* _EXCERPT PROVIDED_
On Monday, NBC News reporter Ben Collins noted on Twitter: "By my count there have been at least 20 New York Post stories about a single sponsored Instagram post by Bud Light with trans influencer Dylan Mulvaney" that was "less than a minute long." The Murdoch Post has kept pace in the days since with (we'll be omitting links here; Google if you must) articles announcing that "Bud Light boycott over trans activist Dylan Mulvaney pact ‘has legs’ as sales outlook thrown into doubt," and, "Bud Light distributors ‘spooked’ by backlash to Dylan Mulvaney partnership," reports intended to drive a narrative of an international megacorporation driven to the brink of collapse after they insulted a great swath of cheap-beer-swilling hard-right bigots by suggesting, even in a single video, that their designated cultural enemies are allowed to like the same beers they do.
The Post is also leaning on Murdoch's other empire of spite, Fox News, for much of the legwork. From Fox News’ coverage you'd think Anheuser-Busch executives were fleeing angry mobs as we speak.
This is another good reminder, then, that just as what you see on Twitter does not represent reality, what you see on the news doesn't necessarily represent reality either. There are stories that are in the news because they are unambiguously news.
And then there are other stories that exist solely because someone who owns or operates a gargantuan media outlet wants to make it news, and is willing to devote a significant portion of their company's attention to making it happen.
"Beer company sponsors influencer" is not news. "Beer company sponsors influencer that the fascist far-right doesn't like" still doesn't make the cut. There aren't two dozen New York Post stories every time a beer company sponsors a local rodeo, because the Post wouldn't be able to buy enough ink to print them all up. There are damn few "straight news" articles that have ever challenged one-day beer company rodeo sponsorships anywhere by collecting feverish quotes by animal rights activists who vow to never ever barf up the company's cheapest products again now that the corporation has committed this vile deed. It is not a thing.
When Fox News, Fox Business, and The New York Post are all filling their news buckets with as many breathless updates on a Kid Rock-premised cultural mini-snit as they can squeeze out, that's a story that's being pushed. That's an agenda. One also imagines it's deeply embarrassing for all the reporters who have been roped into the new, all-consuming beat, but that would be no more than speculation on our part. For all we know there are Murdoch-employed reporters who have waited their entire lives waiting to be summoned for a "Kid Rock does a thing" story, and they'll be framing the resulting stories and hanging them up on their living room walls.
How the stories came to be written in the first place is one question; the next is whether the reporting, all of it focused on selling this single Bud Light sponsorship as a corporate financial disaster of astonishing scale, is intentionally misleading. Whether Murdoch's hard-right empire is once again doing a bit of book-cooking on this one not for the sake of reporting a story, but for creating one. And the answer is ... probably!
One of Tuesday's Fox Business stories is gorily headlined "Bud Light suffers bloodbath as longtime and loyal consumers revolt against transgender campaign," and nobody is going to confuse that one with a straight news story. (It's also not marked as an opinion piece–the Fox site instead labels it "Lifestyle," which is itself several kinds of weird.)

* _RAW DATA_

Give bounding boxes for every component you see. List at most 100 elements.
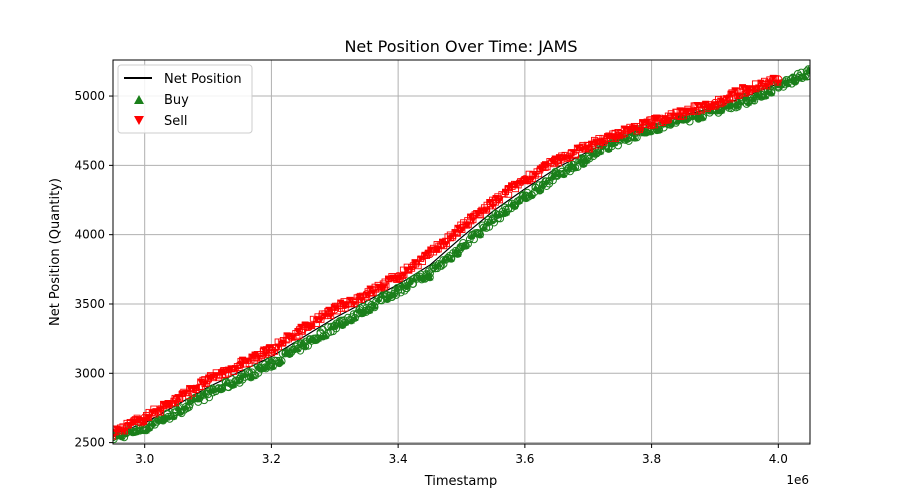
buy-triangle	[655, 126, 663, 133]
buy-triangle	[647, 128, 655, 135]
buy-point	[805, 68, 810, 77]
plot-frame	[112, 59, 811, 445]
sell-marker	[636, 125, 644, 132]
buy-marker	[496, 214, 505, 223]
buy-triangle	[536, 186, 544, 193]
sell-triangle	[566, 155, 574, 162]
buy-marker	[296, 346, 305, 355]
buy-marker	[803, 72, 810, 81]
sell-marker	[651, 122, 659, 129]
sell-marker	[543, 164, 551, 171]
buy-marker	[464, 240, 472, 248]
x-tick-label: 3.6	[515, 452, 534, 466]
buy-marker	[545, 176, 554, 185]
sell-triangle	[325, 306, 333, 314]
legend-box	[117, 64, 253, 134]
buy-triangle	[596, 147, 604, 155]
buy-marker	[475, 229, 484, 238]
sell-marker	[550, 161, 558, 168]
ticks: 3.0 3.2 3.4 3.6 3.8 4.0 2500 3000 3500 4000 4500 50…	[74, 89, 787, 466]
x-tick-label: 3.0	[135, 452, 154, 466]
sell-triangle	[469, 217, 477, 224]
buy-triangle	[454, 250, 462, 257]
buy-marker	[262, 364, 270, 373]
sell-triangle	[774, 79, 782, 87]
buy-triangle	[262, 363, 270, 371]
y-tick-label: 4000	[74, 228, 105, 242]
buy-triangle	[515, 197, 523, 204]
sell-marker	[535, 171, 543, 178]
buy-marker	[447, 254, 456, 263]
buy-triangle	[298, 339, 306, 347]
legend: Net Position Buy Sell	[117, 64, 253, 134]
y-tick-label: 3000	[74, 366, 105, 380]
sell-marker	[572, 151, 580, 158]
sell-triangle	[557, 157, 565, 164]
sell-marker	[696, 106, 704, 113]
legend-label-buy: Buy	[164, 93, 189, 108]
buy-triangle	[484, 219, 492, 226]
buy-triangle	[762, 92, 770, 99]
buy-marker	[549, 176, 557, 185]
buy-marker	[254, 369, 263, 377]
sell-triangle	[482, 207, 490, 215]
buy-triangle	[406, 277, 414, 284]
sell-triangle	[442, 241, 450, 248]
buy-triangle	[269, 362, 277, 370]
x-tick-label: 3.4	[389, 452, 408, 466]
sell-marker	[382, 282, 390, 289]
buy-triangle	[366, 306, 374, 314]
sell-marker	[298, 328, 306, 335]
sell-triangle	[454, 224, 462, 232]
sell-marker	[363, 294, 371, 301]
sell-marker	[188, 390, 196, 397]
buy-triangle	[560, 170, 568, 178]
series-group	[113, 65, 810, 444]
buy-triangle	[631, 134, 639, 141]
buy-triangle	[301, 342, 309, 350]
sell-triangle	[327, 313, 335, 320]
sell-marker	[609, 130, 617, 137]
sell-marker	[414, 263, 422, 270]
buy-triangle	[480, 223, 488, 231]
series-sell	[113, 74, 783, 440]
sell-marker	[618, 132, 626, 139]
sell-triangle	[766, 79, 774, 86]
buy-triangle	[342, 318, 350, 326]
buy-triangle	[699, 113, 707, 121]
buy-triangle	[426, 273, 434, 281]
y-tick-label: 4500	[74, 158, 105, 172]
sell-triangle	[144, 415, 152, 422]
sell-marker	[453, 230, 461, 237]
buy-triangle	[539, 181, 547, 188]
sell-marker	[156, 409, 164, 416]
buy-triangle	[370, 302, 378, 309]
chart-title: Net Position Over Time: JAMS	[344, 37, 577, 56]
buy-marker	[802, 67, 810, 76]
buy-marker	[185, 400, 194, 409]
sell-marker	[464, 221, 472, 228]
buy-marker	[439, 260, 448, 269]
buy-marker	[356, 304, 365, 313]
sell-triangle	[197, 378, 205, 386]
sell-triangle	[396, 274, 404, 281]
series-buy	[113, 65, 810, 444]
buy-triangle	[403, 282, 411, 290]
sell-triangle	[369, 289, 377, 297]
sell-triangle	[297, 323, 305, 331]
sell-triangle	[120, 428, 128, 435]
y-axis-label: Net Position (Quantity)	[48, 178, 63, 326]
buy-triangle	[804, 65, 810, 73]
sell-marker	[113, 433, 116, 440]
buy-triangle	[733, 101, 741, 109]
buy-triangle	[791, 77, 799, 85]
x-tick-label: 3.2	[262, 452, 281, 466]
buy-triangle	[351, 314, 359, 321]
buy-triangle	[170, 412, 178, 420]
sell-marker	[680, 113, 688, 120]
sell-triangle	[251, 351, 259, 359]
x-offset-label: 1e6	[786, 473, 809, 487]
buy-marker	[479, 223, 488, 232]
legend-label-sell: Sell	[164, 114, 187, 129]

* _INSTRUCTIONS FOR THE TASK_
Continue the commentary above on Murdoch-owned outlets' coverage of the Bud Light sponsorship, picking up after its last sentence.

* _REPLY TO THE EXERCISE_
What an opening paragraph:
Consumers nationwide revolted against the nation's top-selling beer brand after it stepped "recklessly" into the culture wars last week with its new spokesperson, transgender TikTok star Dylan Mulvaney, according to bar owners and beer-industry experts around the country.
Bar the doors and door the bars, because the consumers are revolting.
The whole piece is just a collection of quotes from individual bar owners interspersed with phrases like "catastrophic decrease" and "nightmare scenario" and "public relations calamity" and, of course, "woke." Bud Light has "everything to lose," we're told. We don't get a quote from a rodeo, but "nightmare scenario" is the phrase used to report that a 100-person weekly dart league in Texas is very upset with Bud Light's move.
Side note: If you're wondering how large the trans population in America is compared to the population of Americans who are members of "dart leagues," we can answer that question—sort of! Recent data puts the number of transgender Americans at approximately 1.6 million. The American Darts Organization "counts around 700 dedicated players out of 100,000 total active," as of 2019, so if the Bud Light advertising team is going to start running some numbers on this it's not looking good for the dart leagues.
On the other hand, if you were to tell me that dart league players tend on average to consume 16 times as much beer as trans Americans do, well, I'm not going to fight you on that one. End side note!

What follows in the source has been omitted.